• _Aim_
Find and copy every line in the records that includes the string "Burlon".

• _Dataset_
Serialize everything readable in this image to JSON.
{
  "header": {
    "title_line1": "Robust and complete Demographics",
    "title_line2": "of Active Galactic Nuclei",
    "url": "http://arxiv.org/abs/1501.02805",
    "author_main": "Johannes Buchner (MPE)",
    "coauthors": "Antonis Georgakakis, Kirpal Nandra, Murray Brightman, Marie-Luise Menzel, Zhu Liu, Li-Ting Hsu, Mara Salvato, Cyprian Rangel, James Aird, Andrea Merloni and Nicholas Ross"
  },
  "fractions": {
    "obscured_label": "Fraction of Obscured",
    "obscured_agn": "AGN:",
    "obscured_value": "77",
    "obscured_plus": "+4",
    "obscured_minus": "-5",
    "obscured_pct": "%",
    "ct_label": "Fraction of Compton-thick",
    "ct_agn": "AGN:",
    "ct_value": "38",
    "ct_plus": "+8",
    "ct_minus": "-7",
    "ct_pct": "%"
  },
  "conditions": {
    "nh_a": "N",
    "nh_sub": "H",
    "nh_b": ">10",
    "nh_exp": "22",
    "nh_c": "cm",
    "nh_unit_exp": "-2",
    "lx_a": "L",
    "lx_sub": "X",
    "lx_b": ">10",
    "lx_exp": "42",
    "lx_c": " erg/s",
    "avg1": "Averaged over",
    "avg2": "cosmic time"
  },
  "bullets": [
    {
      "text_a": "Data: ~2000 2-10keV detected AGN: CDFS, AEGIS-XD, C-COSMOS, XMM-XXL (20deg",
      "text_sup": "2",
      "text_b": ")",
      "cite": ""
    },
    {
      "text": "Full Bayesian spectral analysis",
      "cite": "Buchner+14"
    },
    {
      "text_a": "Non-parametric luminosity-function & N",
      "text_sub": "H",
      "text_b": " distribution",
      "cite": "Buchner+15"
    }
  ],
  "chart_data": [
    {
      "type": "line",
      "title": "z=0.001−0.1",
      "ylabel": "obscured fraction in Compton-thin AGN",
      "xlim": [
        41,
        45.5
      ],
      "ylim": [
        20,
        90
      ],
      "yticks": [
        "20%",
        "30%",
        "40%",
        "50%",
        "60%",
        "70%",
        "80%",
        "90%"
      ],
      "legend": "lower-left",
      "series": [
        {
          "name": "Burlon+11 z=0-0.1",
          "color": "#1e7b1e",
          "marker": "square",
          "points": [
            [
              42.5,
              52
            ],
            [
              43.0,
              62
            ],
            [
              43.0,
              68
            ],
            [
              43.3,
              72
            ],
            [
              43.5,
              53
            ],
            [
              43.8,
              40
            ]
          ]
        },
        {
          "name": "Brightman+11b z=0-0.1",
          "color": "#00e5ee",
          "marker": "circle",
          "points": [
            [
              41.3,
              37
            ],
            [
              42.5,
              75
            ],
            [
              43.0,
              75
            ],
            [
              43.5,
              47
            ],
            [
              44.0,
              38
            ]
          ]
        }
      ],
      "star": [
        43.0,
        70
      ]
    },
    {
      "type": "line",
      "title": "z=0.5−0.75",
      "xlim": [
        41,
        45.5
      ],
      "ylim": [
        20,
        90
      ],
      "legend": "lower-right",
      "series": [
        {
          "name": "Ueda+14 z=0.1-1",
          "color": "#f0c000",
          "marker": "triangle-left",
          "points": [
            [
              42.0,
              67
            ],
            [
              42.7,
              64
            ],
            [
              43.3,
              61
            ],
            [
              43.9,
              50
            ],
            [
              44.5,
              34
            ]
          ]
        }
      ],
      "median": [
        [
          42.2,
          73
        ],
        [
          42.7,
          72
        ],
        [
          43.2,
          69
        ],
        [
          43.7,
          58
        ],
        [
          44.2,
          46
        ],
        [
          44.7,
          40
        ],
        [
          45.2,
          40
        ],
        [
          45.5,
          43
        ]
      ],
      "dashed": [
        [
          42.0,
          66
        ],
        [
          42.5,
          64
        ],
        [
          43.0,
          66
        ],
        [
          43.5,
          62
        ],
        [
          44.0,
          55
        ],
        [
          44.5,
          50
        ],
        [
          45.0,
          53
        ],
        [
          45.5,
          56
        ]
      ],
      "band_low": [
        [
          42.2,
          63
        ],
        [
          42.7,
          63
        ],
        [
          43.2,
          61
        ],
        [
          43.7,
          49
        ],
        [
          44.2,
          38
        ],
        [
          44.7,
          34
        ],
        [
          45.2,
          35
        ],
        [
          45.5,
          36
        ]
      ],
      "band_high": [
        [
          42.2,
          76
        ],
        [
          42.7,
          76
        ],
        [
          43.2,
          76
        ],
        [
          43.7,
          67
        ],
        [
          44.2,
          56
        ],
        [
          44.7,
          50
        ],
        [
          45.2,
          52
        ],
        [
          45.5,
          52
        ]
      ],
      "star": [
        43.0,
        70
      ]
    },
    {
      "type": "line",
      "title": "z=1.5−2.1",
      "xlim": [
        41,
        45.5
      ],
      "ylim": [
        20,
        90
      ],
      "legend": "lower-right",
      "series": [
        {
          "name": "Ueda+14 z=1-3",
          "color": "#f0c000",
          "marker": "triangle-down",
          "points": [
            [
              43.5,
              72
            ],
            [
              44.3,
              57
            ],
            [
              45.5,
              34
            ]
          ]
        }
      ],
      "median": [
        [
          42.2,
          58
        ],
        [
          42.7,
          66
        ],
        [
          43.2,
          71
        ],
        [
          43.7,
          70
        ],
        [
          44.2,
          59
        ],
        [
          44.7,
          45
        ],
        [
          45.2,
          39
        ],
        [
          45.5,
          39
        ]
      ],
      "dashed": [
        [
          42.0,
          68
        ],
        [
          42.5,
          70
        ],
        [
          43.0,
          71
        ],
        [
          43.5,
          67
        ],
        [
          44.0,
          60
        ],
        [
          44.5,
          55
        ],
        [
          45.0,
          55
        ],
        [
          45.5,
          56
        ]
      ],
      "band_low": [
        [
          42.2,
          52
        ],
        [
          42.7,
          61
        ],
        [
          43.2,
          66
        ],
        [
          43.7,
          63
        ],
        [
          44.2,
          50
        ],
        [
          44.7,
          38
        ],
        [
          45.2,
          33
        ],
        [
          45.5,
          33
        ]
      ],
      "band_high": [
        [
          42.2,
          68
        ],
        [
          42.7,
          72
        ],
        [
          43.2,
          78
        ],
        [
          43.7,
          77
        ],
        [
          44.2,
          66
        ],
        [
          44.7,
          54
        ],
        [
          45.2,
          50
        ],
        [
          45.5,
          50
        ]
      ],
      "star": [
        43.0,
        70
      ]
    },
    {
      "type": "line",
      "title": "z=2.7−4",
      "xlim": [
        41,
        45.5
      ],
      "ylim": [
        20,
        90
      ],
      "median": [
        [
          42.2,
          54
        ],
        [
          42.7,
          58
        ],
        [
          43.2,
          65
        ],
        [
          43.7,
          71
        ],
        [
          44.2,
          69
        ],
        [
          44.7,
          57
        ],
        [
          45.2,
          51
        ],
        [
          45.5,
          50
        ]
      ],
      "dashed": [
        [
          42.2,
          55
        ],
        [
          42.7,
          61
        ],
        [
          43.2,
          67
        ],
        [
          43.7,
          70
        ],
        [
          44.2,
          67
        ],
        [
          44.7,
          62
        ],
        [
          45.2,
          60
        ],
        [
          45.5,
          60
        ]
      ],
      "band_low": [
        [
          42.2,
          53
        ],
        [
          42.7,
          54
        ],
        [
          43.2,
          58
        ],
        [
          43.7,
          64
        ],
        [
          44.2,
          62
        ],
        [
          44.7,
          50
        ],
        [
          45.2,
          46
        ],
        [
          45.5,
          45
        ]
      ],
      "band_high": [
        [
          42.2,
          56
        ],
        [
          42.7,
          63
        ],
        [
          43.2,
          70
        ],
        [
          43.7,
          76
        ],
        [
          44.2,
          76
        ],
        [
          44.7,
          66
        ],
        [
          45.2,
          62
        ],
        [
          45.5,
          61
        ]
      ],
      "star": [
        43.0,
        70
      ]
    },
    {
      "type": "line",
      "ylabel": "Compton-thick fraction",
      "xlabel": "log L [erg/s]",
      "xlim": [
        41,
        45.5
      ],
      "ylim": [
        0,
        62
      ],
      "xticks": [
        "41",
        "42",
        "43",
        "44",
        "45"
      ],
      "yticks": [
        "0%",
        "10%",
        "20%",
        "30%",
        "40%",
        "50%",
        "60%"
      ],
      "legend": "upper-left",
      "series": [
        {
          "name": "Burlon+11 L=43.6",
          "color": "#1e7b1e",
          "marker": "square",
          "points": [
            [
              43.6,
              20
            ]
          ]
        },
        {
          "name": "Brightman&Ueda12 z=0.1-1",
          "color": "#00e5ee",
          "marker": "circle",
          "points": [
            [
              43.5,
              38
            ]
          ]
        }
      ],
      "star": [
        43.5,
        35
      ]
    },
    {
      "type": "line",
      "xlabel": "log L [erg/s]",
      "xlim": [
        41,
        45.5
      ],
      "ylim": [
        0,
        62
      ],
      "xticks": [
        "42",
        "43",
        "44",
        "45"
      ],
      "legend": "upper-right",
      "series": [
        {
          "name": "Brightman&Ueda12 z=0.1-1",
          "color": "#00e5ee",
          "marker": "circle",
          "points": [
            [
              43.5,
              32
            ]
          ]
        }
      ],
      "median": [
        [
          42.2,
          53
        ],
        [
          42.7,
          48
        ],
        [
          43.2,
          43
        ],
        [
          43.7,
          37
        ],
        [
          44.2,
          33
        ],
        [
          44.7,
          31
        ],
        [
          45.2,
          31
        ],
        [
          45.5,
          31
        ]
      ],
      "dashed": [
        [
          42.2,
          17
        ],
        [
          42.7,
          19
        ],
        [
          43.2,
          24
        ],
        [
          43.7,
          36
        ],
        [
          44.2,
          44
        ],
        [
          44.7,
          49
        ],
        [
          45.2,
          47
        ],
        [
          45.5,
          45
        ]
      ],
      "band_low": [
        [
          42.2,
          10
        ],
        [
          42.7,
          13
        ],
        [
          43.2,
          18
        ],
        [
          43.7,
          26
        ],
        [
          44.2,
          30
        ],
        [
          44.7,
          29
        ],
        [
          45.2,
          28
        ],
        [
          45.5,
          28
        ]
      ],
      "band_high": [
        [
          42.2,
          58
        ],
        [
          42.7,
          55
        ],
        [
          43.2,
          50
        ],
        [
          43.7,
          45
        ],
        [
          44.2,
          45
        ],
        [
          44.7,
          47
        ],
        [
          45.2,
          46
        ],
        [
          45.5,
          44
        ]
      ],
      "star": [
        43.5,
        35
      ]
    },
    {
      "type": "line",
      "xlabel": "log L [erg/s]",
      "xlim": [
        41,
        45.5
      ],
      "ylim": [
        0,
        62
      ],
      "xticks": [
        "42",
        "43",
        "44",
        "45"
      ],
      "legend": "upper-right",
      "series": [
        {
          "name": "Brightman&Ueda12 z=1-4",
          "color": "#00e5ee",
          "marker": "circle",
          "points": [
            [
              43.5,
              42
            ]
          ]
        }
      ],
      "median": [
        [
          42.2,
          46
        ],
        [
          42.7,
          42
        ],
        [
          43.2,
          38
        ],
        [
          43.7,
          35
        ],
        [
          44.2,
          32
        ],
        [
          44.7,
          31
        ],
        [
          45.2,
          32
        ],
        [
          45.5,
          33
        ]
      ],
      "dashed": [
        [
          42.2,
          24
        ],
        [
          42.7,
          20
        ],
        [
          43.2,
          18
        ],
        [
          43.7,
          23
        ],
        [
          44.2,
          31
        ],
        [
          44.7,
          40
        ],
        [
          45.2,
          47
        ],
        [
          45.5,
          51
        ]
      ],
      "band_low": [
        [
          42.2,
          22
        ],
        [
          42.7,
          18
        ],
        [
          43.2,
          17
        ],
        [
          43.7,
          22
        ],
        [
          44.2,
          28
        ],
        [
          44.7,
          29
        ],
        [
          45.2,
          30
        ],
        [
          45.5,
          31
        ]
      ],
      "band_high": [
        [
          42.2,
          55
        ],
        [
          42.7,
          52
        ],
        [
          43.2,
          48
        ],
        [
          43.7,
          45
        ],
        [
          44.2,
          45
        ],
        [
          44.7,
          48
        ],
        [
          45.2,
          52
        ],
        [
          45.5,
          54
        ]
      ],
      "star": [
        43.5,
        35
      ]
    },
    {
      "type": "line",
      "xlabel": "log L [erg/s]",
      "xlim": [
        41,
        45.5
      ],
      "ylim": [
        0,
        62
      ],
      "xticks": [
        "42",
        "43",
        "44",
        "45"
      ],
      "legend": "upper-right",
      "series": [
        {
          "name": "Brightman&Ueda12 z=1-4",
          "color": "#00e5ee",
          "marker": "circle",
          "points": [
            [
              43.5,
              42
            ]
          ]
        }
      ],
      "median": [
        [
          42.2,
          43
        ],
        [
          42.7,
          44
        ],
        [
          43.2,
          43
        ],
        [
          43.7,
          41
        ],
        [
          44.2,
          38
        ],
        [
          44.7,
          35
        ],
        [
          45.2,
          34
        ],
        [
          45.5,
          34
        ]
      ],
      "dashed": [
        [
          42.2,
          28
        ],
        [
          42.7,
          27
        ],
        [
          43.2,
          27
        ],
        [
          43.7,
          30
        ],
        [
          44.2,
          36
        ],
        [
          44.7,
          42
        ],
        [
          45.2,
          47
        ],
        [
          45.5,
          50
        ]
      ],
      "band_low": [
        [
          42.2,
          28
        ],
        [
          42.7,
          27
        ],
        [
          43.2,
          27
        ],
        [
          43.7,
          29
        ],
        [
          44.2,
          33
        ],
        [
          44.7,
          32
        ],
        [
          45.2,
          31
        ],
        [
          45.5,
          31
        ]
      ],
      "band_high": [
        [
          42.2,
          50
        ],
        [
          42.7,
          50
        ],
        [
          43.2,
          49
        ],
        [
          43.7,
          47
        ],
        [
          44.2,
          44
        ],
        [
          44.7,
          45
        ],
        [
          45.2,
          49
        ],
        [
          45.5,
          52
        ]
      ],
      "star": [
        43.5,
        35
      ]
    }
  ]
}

• _Correct answer_
          "name": "Burlon+11 z=0-0.1",
          "name": "Burlon+11 L=43.6",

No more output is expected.